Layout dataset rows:
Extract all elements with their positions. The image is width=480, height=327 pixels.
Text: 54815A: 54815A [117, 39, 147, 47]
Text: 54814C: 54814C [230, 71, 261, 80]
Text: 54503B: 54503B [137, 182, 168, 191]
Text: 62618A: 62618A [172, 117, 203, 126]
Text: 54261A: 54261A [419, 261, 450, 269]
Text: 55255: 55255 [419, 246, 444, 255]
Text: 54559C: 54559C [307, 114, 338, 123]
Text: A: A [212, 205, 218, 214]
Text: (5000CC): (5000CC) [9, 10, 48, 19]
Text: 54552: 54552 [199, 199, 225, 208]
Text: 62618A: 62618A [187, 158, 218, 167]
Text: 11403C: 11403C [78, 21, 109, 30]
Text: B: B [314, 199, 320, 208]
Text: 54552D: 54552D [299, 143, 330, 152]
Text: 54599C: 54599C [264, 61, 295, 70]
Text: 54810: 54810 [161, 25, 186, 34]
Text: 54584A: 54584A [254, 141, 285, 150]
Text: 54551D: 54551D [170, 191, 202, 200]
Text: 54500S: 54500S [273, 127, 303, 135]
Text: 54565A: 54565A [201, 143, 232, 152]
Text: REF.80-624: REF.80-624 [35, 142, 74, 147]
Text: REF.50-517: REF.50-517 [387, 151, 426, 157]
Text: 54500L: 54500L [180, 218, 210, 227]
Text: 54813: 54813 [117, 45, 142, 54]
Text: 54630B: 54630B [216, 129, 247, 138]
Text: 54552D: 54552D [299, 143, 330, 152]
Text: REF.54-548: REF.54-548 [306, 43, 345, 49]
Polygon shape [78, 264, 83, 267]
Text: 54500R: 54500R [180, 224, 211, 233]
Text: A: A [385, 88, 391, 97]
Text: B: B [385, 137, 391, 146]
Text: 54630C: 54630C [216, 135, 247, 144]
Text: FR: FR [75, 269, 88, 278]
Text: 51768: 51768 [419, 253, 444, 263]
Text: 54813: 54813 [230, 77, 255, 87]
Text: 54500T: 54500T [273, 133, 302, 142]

● Your goal: Rewrite all of the rows above, changing "pixels" to "px" wherever it appears and keeping every other character unchanged.

● Written response:
Extract all elements with their positions. The image is width=480, height=327 px.
Text: 54815A: 54815A [117, 39, 147, 47]
Text: 54814C: 54814C [230, 71, 261, 80]
Text: 54503B: 54503B [137, 182, 168, 191]
Text: 62618A: 62618A [172, 117, 203, 126]
Text: 54261A: 54261A [419, 261, 450, 269]
Text: 55255: 55255 [419, 246, 444, 255]
Text: 54559C: 54559C [307, 114, 338, 123]
Text: A: A [212, 205, 218, 214]
Text: (5000CC): (5000CC) [9, 10, 48, 19]
Text: 54552: 54552 [199, 199, 225, 208]
Text: 62618A: 62618A [187, 158, 218, 167]
Text: 11403C: 11403C [78, 21, 109, 30]
Text: B: B [314, 199, 320, 208]
Text: 54552D: 54552D [299, 143, 330, 152]
Text: 54599C: 54599C [264, 61, 295, 70]
Text: 54810: 54810 [161, 25, 186, 34]
Text: 54584A: 54584A [254, 141, 285, 150]
Text: 54551D: 54551D [170, 191, 202, 200]
Text: 54500S: 54500S [273, 127, 303, 135]
Text: 54565A: 54565A [201, 143, 232, 152]
Text: REF.80-624: REF.80-624 [35, 142, 74, 147]
Text: REF.50-517: REF.50-517 [387, 151, 426, 157]
Text: 54500L: 54500L [180, 218, 210, 227]
Text: 54813: 54813 [117, 45, 142, 54]
Text: 54630B: 54630B [216, 129, 247, 138]
Text: 54552D: 54552D [299, 143, 330, 152]
Text: REF.54-548: REF.54-548 [306, 43, 345, 49]
Polygon shape [78, 264, 83, 267]
Text: 54500R: 54500R [180, 224, 211, 233]
Text: A: A [385, 88, 391, 97]
Text: B: B [385, 137, 391, 146]
Text: 54630C: 54630C [216, 135, 247, 144]
Text: FR: FR [75, 269, 88, 278]
Text: 51768: 51768 [419, 253, 444, 263]
Text: 54813: 54813 [230, 77, 255, 87]
Text: 54500T: 54500T [273, 133, 302, 142]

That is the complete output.